Written task A
In the mailing list reply about tracepoints, which tool is named as a case where a tracepoint became effectively locked in?
Written task B
Could you update the part of the mailing list reply that opens with the words containing "And if somebody" and closes with "in that sense.", putting "tracing scripts" in place of "trace scripts"?

>> Start Text to read

Re: [PATCH 3/6] dax: add tracepoint infrastructure, PMD tracing

From: Linus Torvalds
Date: Fri Nov 25 2016 - 14:51:34 EST


On Thu, Nov 24, 2016 at 11:37 PM, Al Viro <viro@xxxxxxxxxxxxxxxxxx> wrote:
>
> My impression is that nobody (at least kernel-side) wants them to be
> a stable ABI, so long as nobody in userland screams about their code
> being broken, everything is fine. As usual, if nobody notices an ABI
> change, it hasn't happened. The question is what happens when somebody
> does.

Right. There is basically _no_ "stable API" for the kernel anywhere,
it's just an issue of "you can't break workflow for normal people".

And if somebody writes his own trace scripts, and some random trace
point goes away (or changes semantics), that's easy: he can just fix
his script. Tracepoints aren't ever going to be stable in that sense.

But when then somebody writes a trace script that is so useful that
distros pick it up, and people start using it and depending on it,
then _that_ trace point may well have become effectively locked in
stone.

That's happened once already with the whole powertop thing. It didn't
get all that widely spread, and the fix was largely to improve on
powertop to the point where it wasn't a problem any more, but we've
clearly had one case of this happening.

But I suspect that something like powertop is fairly unusual. There is
certainly room for similar things in the VFS layer (think "better
vmstat that uses tracepoints"), but I suspect the bulk of tracepoints
are going to be for random debugging (so that developers can say
"please run this script") rather than for an actual user application
kind of situation.

So I don't think we should be _too_ afraid of tracepoints either. When
being too anti-tracepoint is a bigger practical problem than the
possible problems down the line, the balance is wrong.

As long as tracepoints make sense from a higher standpoint (ie not
just random implementation detail of the day), and they aren't
everywhere, they are unlikely to cause much problem.

>> End Text to read
>> Start Entries provided

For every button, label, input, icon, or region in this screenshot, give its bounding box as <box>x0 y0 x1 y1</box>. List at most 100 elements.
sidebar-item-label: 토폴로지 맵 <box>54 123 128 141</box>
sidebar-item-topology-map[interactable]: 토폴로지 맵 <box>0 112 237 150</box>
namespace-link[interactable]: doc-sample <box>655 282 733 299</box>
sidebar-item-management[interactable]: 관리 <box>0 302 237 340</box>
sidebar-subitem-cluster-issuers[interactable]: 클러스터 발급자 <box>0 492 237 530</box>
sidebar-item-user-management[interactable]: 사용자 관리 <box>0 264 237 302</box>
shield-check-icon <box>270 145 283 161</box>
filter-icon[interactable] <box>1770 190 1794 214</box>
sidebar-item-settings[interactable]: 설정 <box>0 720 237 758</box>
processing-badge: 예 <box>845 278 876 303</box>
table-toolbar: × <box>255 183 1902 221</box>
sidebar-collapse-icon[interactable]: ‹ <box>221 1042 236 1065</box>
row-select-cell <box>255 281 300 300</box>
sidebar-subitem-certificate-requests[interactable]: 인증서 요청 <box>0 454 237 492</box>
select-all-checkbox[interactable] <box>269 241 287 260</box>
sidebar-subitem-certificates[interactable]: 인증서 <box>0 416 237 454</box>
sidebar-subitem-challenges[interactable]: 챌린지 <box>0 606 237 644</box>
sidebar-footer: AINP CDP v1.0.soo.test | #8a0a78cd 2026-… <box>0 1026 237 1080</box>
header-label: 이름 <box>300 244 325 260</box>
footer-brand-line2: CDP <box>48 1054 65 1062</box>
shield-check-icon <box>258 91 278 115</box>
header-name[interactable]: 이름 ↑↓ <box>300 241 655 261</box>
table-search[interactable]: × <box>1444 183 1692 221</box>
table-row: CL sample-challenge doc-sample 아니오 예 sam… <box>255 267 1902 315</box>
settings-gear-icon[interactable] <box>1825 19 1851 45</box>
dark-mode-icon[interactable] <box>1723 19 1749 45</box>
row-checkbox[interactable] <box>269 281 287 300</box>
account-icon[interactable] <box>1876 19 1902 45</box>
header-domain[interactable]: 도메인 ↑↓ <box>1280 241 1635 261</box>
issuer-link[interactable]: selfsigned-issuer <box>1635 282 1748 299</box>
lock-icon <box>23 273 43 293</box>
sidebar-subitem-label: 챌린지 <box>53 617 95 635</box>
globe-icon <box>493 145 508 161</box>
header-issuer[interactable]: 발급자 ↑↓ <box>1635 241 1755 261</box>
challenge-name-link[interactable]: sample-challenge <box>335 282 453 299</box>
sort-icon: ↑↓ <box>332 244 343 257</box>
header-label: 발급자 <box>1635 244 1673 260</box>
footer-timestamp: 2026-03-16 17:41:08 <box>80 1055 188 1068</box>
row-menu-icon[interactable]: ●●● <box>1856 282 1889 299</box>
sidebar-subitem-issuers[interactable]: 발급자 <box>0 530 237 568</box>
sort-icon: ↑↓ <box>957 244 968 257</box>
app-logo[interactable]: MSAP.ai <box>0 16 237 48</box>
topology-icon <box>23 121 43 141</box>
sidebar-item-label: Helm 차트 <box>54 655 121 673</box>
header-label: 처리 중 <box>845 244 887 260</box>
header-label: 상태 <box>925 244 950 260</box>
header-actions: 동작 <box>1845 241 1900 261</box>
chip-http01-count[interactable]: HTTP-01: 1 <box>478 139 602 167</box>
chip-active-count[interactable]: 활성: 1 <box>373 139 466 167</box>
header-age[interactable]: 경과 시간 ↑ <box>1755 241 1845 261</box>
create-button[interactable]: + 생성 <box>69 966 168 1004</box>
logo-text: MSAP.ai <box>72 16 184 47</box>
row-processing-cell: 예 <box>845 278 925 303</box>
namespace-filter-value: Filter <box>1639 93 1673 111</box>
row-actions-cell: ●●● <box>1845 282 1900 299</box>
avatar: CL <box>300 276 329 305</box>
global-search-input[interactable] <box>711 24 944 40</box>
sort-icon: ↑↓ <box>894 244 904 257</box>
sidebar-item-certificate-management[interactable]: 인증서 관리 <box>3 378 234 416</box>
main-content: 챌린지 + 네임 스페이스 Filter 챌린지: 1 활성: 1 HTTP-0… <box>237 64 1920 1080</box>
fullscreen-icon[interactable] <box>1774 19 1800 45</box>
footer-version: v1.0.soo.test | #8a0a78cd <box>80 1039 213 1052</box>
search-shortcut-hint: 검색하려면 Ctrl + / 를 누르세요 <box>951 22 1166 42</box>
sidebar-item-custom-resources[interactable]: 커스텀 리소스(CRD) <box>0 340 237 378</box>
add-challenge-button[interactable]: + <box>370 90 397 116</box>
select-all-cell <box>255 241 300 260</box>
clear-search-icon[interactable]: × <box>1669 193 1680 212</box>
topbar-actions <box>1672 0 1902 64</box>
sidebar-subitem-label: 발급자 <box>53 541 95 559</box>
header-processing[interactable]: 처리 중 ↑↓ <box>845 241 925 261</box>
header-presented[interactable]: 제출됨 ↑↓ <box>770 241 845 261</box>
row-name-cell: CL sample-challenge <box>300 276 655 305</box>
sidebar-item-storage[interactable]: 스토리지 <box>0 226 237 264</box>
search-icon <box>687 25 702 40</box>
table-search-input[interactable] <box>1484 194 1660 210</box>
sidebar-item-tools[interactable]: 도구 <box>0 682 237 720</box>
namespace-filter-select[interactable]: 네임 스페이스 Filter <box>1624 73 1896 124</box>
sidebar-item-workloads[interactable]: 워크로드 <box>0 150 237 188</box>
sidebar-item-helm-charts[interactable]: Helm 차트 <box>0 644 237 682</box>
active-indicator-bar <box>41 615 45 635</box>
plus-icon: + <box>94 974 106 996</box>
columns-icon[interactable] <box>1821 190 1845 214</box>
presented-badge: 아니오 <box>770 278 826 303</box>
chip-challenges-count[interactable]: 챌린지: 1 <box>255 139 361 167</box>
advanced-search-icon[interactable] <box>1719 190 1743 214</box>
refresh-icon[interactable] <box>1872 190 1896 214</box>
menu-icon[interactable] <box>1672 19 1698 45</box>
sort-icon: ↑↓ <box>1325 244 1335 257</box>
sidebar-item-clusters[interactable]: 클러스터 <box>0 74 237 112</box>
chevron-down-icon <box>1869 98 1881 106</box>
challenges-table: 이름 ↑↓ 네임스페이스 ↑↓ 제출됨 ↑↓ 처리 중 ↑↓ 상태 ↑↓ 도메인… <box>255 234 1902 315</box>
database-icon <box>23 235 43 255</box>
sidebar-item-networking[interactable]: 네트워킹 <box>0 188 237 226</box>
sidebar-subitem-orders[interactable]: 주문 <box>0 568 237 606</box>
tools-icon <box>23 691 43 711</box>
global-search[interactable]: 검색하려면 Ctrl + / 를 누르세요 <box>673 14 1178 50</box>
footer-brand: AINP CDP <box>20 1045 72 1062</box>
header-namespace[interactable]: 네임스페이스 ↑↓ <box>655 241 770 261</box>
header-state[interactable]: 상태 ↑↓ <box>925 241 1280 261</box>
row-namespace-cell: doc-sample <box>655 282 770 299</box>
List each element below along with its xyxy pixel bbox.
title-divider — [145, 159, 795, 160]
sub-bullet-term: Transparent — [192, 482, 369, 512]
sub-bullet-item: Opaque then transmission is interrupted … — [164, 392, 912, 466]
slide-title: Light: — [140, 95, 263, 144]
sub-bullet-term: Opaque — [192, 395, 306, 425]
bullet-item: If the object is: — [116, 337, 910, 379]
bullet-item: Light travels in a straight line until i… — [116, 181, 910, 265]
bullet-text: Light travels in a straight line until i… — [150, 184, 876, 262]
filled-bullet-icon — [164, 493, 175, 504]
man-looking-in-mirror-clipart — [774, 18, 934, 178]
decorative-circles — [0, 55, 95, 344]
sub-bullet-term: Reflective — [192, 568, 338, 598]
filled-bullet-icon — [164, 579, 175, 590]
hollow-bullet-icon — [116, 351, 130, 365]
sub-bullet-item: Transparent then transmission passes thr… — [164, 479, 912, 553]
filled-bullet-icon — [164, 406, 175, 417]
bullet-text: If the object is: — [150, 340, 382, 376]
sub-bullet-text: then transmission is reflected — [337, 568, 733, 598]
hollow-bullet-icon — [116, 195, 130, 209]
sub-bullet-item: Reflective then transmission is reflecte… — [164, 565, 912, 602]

>> End Entries provided

Exercise result A
Powertop.

Exercise result B
And if somebody writes his own tracing scripts, and some random trace
point goes away (or changes semantics), that's easy: he can just fix
his script. Tracepoints aren't ever going to be stable in that sense.